*MATERIAL TO PROCESS:*
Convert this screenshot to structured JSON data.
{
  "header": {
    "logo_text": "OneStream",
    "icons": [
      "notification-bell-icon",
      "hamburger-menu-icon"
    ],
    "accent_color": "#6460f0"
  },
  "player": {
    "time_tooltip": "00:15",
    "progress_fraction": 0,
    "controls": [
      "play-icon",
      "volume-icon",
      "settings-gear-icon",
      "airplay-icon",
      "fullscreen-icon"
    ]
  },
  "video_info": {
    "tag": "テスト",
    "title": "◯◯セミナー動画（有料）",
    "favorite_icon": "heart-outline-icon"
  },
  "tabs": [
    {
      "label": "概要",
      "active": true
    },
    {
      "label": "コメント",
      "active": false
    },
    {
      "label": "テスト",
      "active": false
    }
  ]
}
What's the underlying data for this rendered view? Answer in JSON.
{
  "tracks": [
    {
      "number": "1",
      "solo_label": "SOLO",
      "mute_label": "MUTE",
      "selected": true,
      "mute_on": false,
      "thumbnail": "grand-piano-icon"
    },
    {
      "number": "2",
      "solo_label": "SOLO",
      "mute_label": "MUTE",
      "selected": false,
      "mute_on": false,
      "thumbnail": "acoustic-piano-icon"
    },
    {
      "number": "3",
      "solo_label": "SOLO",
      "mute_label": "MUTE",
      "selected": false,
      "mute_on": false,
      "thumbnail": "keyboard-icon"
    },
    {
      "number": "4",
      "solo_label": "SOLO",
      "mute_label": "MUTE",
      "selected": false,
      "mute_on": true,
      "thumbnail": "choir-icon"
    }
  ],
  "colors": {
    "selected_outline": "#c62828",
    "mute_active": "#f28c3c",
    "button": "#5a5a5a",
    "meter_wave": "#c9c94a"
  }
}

*WORK TO DO:*
Beginning at the line that holds "What's the underlying", reproduce each line of the records above down to and including the last one.

*SOLUTION FOR THIS PROBLEM:*
What's the underlying data for this rendered view? Answer in JSON.
{
  "tracks": [
    {
      "number": "1",
      "solo_label": "SOLO",
      "mute_label": "MUTE",
      "selected": true,
      "mute_on": false,
      "thumbnail": "grand-piano-icon"
    },
    {
      "number": "2",
      "solo_label": "SOLO",
      "mute_label": "MUTE",
      "selected": false,
      "mute_on": false,
      "thumbnail": "acoustic-piano-icon"
    },
    {
      "number": "3",
      "solo_label": "SOLO",
      "mute_label": "MUTE",
      "selected": false,
      "mute_on": false,
      "thumbnail": "keyboard-icon"
    },
    {
      "number": "4",
      "solo_label": "SOLO",
      "mute_label": "MUTE",
      "selected": false,
      "mute_on": true,
      "thumbnail": "choir-icon"
    }
  ],
  "colors": {
    "selected_outline": "#c62828",
    "mute_active": "#f28c3c",
    "button": "#5a5a5a",
    "meter_wave": "#c9c94a"
  }
}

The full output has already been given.